* _WHAT THE EXERCISE ASKS_: Extend the article on the UK's economic growth and inflation forecasts, picking up right after its last sentence.

* _PAGE EXTRACT_:
Plateauconomics

The UK’s growth isn’t just mediocre, it’s malignant

Credit: Ibrahim Rifath, Unsplash

14/10/25
Joseph Quash

The IMF announced its growth projections today, predicting that the UK will place second amongst the G7 economies in 2025, and third in 2026.

Both years are expected to see a consistent growth of 1.3% to the annual change in real Gross Domestic Product, compared to 2% or more in the USA. 

This would see Canada falling to third place, before reclaiming its spot at second in 2026 as it navigates the effects of Donald Trump’s tariffs.

Other members of the economic forum, including Germany, France, Italy, and Japan, are all expected to see growth of between 0.2% and 1.1% this year, before averaging out to between 0.6% and 0.9% in 2026.

This projection was paired with the news that during this same period, the UK is expected to experience the highest levels of inflation in the G7. The World Economic Outlook predicts inflation of 3.4% in 2025, falling to 2.5% the following year. Both of these figures are 0.2% higher than the fund’s previous forecasts in July.

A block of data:
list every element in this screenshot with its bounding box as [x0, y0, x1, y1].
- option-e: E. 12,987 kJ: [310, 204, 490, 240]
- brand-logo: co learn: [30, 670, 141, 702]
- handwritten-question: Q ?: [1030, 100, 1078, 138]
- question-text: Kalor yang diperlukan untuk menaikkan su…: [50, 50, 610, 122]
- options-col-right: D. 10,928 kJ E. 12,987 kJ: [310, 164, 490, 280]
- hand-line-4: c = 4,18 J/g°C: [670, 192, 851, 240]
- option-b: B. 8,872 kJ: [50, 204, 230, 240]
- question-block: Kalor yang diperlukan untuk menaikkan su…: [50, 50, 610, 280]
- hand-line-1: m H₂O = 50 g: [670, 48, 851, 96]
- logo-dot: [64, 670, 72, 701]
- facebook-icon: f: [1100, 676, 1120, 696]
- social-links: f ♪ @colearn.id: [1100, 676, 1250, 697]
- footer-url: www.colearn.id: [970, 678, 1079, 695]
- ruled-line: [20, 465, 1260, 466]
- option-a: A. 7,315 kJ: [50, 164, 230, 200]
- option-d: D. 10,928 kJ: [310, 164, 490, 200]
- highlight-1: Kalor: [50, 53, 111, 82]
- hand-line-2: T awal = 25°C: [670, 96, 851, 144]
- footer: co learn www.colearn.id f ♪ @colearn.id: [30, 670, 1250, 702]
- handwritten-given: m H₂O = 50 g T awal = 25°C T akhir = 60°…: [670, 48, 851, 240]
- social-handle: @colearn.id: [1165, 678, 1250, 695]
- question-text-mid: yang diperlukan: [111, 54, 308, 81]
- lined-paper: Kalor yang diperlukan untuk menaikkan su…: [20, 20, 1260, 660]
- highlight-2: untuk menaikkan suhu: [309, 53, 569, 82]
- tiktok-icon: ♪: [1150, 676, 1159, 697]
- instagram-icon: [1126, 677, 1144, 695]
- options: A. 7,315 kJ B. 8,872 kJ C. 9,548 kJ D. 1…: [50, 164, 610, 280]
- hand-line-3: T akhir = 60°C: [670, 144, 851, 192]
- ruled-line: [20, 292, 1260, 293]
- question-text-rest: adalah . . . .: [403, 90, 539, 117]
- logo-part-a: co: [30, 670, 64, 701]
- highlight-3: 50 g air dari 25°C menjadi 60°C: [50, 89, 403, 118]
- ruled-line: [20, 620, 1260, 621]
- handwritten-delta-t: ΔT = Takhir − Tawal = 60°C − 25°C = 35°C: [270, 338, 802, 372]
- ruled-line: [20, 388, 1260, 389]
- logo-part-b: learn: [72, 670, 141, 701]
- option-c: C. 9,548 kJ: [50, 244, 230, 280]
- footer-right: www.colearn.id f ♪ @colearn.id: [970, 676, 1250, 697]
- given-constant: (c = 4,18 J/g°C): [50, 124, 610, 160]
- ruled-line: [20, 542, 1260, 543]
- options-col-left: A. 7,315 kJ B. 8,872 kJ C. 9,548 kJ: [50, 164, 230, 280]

* _REPLY_:
Despite only following the USA in predicted growth figures, the economic health of the UK seems insecure at best, with pressure mounting on Chancellor Rachel Reeves ahead of her Budget next month.

Reeves welcomed the “second consecutive upgrade to this year’s growth forecast from the IMF”, but acknowledged that “for too many people, our economy feels stuck.”

“Working people feel it every day, experts talk about it, and I am going to deal with it.”

Aspects of the economy, though, are not just stagnating but declining. The rise in payroll employment of 10,000, reported by the Office for National Statistics between July and August, was, according to director of economic statistics Liz McKeown, a sign “that the falls we have seen in both payroll numbers and vacancies are now levelling off.”

This number, though, has been offset by a provisional fall in the same number for September.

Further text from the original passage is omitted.